======== MATERIAL SHOWN ========

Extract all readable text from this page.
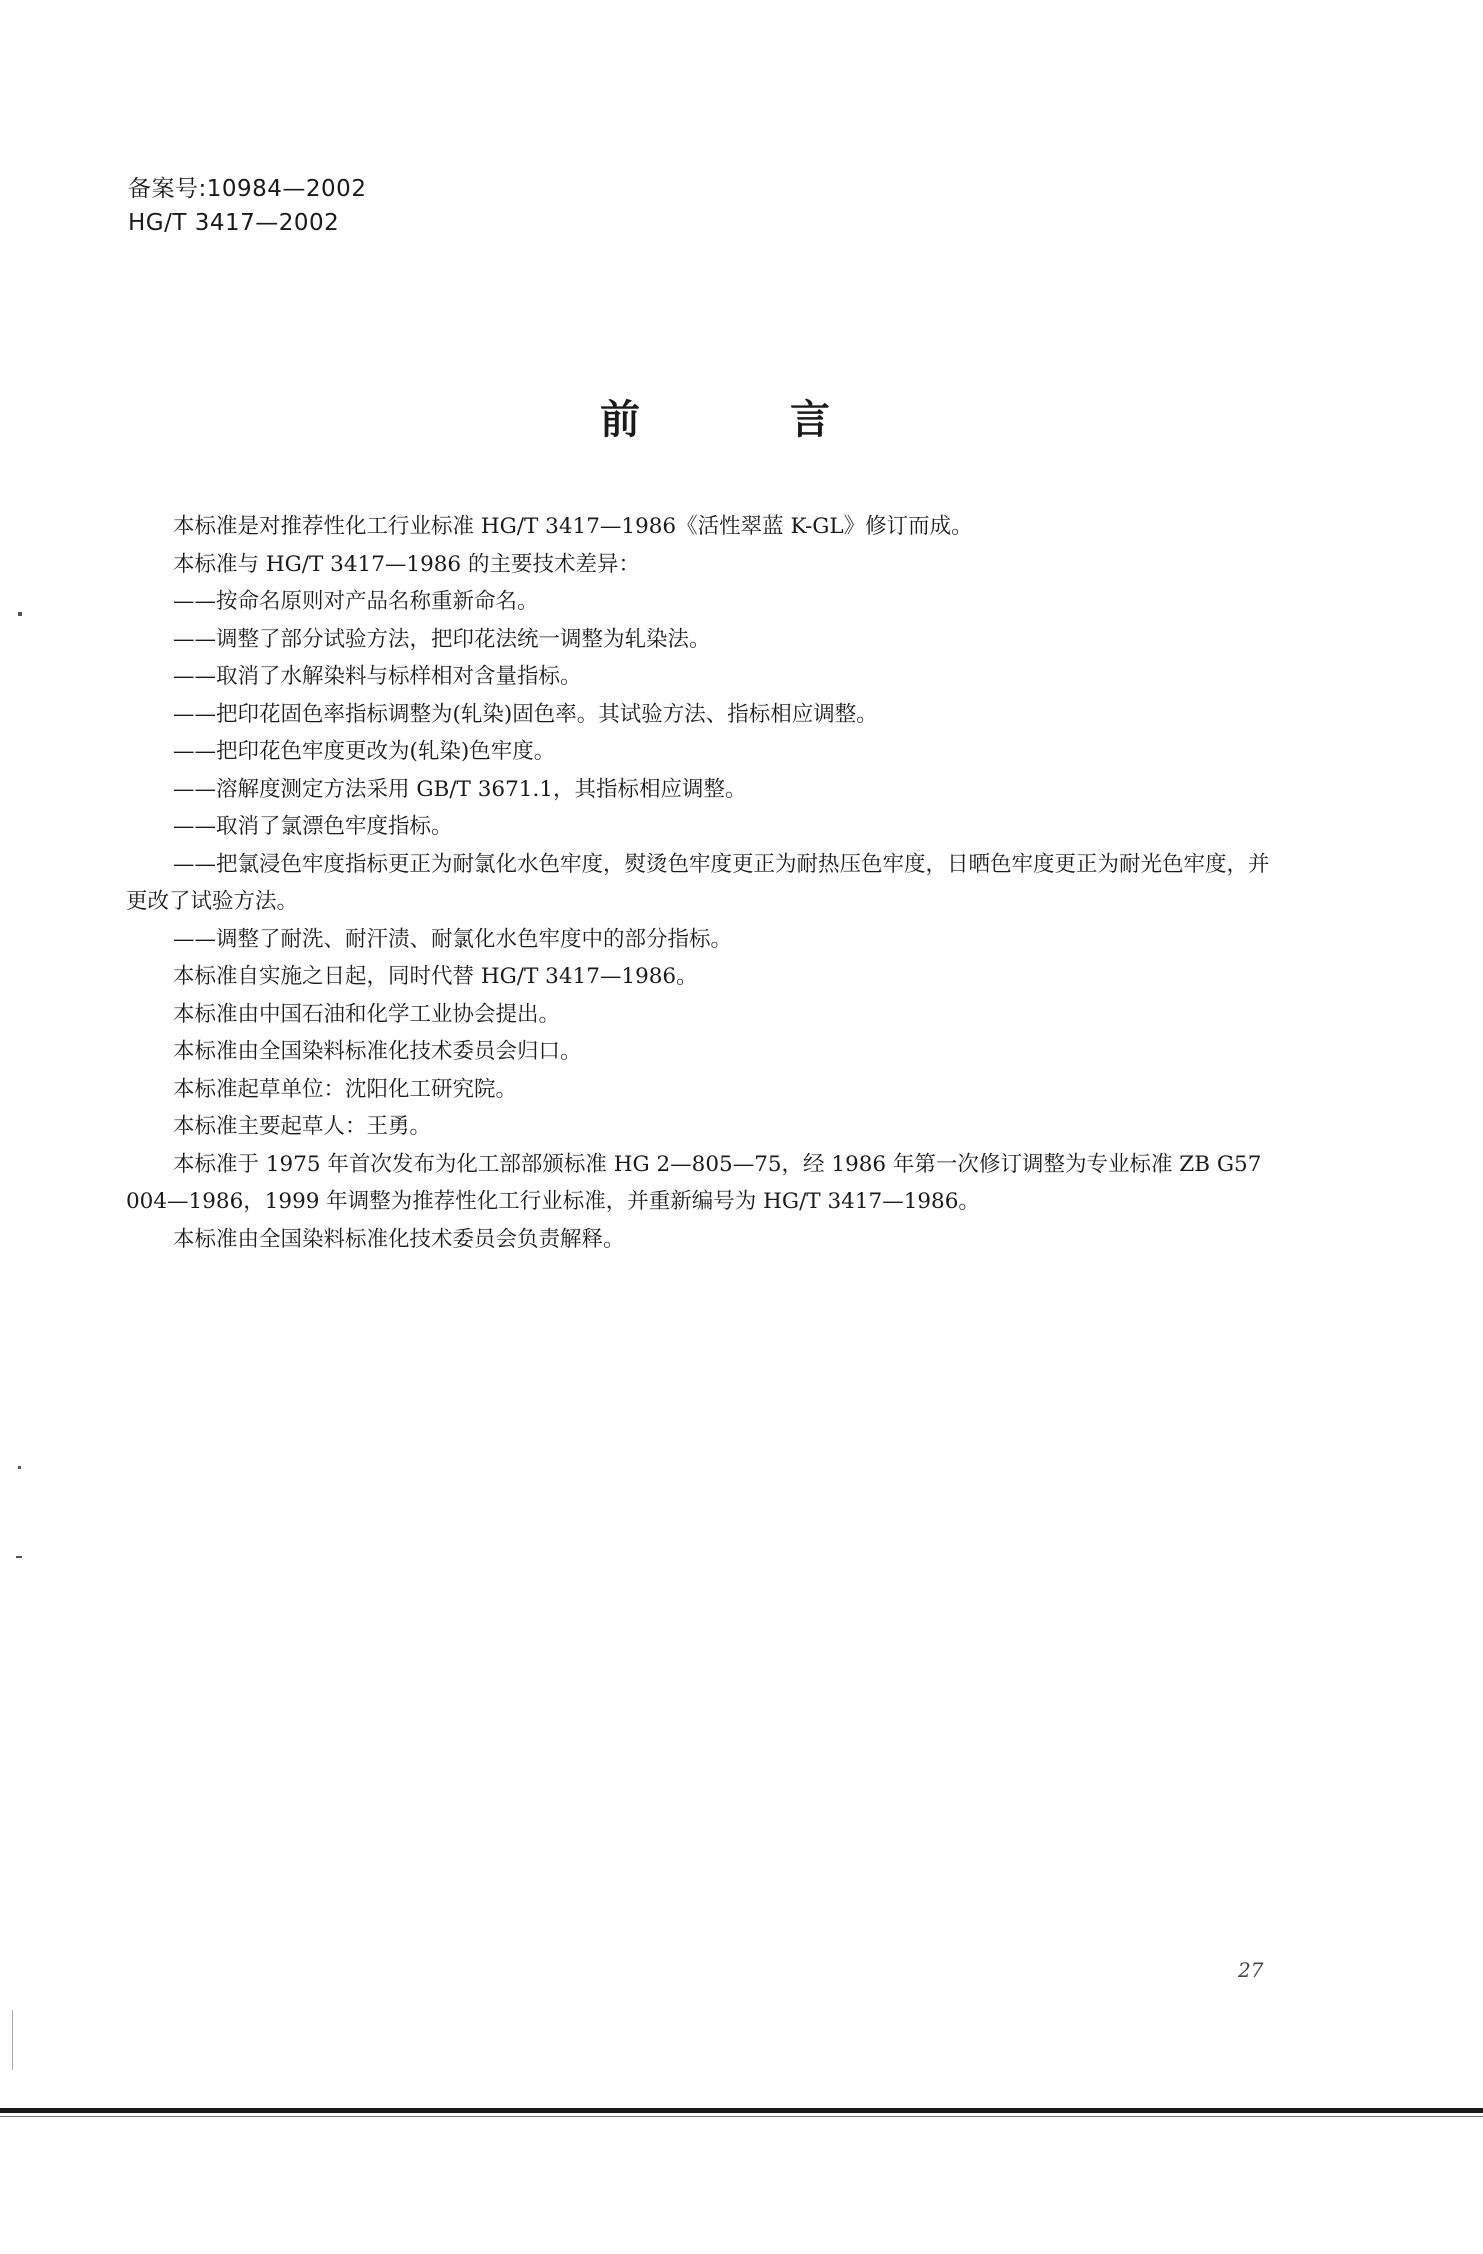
备案号:10984—2002
HG/T 3417—2002
前	言

本标准是对推荐性化工行业标准 HG/T 3417—1986《活性翠蓝 K-GL》修订而成。

本标准与 HG/T 3417—1986 的主要技术差异：

——按命名原则对产品名称重新命名。

——调整了部分试验方法，把印花法统一调整为轧染法。

——取消了水解染料与标样相对含量指标。

——把印花固色率指标调整为(轧染)固色率。其试验方法、指标相应调整。

——把印花色牢度更改为(轧染)色牢度。

——溶解度测定方法采用 GB/T 3671.1，其指标相应调整。

——取消了氯漂色牢度指标。

——把氯浸色牢度指标更正为耐氯化水色牢度，熨烫色牢度更正为耐热压色牢度，日晒色牢度更正为耐光色牢度，并更改了试验方法。

——调整了耐洗、耐汗渍、耐氯化水色牢度中的部分指标。

本标准自实施之日起，同时代替 HG/T 3417—1986。

本标准由中国石油和化学工业协会提出。

本标准由全国染料标准化技术委员会归口。

本标准起草单位：沈阳化工研究院。

本标准主要起草人：王勇。

本标准于 1975 年首次发布为化工部部颁标准 HG 2—805—75，经 1986 年第一次修订调整为专业标准 ZB G57 004—1986，1999 年调整为推荐性化工行业标准，并重新编号为 HG/T 3417—1986。

本标准由全国染料标准化技术委员会负责解释。

27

========

Without including any picture, repeat the data exactly.

Extract all readable text from this page.
备案号:10984—2002
HG/T 3417—2002
前	言

本标准是对推荐性化工行业标准 HG/T 3417—1986《活性翠蓝 K-GL》修订而成。

本标准与 HG/T 3417—1986 的主要技术差异：

——按命名原则对产品名称重新命名。

——调整了部分试验方法，把印花法统一调整为轧染法。

——取消了水解染料与标样相对含量指标。

——把印花固色率指标调整为(轧染)固色率。其试验方法、指标相应调整。

——把印花色牢度更改为(轧染)色牢度。

——溶解度测定方法采用 GB/T 3671.1，其指标相应调整。

——取消了氯漂色牢度指标。

——把氯浸色牢度指标更正为耐氯化水色牢度，熨烫色牢度更正为耐热压色牢度，日晒色牢度更正为耐光色牢度，并更改了试验方法。

——调整了耐洗、耐汗渍、耐氯化水色牢度中的部分指标。

本标准自实施之日起，同时代替 HG/T 3417—1986。

本标准由中国石油和化学工业协会提出。

本标准由全国染料标准化技术委员会归口。

本标准起草单位：沈阳化工研究院。

本标准主要起草人：王勇。

本标准于 1975 年首次发布为化工部部颁标准 HG 2—805—75，经 1986 年第一次修订调整为专业标准 ZB G57 004—1986，1999 年调整为推荐性化工行业标准，并重新编号为 HG/T 3417—1986。

本标准由全国染料标准化技术委员会负责解释。

27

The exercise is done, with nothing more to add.